» **SET EXERCISE**: Find the string "entrust" in the records. Copy every line it appears in.

^^^^^^^^^^^^^^^^

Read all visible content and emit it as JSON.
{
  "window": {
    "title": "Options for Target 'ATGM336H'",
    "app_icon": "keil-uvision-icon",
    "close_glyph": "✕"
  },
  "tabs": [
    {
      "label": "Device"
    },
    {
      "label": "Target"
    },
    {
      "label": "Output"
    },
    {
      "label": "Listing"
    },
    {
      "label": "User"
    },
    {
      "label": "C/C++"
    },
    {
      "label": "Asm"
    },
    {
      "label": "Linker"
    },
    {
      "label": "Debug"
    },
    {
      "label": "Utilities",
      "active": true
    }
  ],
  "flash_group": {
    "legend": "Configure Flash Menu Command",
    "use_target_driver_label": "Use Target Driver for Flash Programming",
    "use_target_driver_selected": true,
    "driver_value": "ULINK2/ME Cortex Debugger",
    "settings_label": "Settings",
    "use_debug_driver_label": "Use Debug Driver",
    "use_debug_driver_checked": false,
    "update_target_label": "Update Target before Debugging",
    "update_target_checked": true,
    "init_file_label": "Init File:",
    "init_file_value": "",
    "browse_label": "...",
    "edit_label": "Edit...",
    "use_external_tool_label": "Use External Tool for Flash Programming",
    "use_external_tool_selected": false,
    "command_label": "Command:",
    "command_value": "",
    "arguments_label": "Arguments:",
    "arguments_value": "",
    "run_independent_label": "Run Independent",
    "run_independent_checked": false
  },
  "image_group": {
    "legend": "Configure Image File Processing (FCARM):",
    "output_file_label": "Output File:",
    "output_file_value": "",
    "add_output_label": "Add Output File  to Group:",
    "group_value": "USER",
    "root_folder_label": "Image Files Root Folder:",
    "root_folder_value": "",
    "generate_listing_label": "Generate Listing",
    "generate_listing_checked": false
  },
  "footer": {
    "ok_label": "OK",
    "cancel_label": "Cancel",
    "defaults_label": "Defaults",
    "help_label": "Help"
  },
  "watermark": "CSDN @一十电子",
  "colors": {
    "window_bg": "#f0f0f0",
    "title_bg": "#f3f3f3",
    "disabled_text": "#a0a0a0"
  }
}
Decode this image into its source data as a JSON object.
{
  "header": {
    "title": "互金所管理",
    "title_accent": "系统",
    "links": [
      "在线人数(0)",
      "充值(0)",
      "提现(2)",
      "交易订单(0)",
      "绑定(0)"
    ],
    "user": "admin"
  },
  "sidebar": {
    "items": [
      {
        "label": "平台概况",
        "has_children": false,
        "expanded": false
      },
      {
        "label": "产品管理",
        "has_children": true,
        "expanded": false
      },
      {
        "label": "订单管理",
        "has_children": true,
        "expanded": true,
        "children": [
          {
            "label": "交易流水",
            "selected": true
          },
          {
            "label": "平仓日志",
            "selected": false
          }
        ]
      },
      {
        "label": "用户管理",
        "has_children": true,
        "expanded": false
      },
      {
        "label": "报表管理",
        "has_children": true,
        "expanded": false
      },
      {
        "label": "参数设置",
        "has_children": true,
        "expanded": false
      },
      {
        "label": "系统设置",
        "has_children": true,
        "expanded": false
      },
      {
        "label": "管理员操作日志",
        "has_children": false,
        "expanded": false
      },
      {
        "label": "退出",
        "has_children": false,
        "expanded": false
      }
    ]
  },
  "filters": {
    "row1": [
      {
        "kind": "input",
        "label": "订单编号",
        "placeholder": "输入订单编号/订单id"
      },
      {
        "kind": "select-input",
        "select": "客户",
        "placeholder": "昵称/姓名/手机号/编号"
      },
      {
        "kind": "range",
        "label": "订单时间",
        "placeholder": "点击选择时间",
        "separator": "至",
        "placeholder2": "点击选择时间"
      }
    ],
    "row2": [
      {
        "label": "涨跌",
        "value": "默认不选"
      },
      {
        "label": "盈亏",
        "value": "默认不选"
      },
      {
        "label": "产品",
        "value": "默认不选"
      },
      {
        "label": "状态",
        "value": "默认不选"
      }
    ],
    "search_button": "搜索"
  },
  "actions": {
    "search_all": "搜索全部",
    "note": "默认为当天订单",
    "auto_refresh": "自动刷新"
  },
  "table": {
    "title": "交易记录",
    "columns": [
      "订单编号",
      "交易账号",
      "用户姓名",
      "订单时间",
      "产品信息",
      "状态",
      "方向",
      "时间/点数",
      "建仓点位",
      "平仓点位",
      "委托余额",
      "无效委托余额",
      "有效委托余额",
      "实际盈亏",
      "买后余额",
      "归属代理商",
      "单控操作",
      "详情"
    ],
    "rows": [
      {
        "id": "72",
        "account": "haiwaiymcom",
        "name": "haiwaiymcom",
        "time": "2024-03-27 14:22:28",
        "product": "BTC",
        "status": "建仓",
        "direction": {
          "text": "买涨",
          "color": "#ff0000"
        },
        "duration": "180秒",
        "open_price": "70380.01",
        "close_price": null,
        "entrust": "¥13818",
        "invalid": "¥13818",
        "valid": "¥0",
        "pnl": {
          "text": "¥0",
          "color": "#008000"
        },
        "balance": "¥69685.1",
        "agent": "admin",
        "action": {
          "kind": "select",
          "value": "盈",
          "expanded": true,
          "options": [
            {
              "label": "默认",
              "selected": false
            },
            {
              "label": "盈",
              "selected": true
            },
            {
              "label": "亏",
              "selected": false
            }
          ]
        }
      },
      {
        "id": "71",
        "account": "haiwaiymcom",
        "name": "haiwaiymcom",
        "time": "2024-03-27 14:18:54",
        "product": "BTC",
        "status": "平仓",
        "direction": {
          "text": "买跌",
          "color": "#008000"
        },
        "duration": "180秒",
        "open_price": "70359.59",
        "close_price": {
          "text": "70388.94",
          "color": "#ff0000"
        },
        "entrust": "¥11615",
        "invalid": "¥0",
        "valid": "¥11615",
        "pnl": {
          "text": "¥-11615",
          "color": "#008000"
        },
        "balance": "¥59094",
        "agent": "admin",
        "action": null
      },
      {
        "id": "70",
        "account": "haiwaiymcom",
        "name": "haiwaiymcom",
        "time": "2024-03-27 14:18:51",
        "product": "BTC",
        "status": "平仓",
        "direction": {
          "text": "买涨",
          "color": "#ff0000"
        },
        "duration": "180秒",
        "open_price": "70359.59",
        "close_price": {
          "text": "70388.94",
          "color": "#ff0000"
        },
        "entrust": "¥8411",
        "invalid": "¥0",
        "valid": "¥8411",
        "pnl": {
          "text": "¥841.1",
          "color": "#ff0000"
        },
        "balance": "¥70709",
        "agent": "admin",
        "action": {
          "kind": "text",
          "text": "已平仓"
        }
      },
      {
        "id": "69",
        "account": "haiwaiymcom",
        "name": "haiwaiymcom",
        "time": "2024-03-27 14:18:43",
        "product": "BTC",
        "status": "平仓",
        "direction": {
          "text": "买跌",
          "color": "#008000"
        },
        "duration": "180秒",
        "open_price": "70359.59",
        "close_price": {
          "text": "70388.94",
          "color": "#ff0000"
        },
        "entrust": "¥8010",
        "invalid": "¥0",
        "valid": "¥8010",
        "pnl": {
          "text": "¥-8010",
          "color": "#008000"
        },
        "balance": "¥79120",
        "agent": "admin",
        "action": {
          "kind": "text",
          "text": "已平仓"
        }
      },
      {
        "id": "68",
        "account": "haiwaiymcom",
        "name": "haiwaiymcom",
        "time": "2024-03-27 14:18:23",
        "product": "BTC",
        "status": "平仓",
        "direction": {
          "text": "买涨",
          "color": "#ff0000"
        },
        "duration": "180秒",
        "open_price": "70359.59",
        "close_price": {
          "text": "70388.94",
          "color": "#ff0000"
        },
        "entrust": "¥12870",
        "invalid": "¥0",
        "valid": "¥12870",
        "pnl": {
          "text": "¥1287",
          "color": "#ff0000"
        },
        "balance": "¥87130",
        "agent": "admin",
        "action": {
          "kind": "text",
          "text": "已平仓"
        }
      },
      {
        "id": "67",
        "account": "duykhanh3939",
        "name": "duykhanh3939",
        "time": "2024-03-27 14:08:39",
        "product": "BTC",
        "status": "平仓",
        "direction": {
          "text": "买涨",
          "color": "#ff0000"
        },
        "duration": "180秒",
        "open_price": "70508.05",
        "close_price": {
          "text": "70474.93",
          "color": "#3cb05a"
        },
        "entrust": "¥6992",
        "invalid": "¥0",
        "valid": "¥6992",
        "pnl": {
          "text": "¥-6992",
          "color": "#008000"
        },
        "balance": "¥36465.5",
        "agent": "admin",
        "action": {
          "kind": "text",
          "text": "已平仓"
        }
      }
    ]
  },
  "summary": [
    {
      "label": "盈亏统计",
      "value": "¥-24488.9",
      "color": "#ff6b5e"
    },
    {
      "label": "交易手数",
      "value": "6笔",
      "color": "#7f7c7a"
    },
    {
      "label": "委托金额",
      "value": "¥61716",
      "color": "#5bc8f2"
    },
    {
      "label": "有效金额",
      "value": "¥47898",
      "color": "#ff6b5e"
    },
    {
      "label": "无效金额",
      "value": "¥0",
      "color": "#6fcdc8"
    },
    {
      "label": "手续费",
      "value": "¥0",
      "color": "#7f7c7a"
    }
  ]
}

^^^^^^^^^^^^^^^^

» **PROBLEM SOLUTION**:
        "entrust": "¥13818",
        "entrust": "¥11615",
        "entrust": "¥8411",
        "entrust": "¥8010",
        "entrust": "¥12870",
        "entrust": "¥6992",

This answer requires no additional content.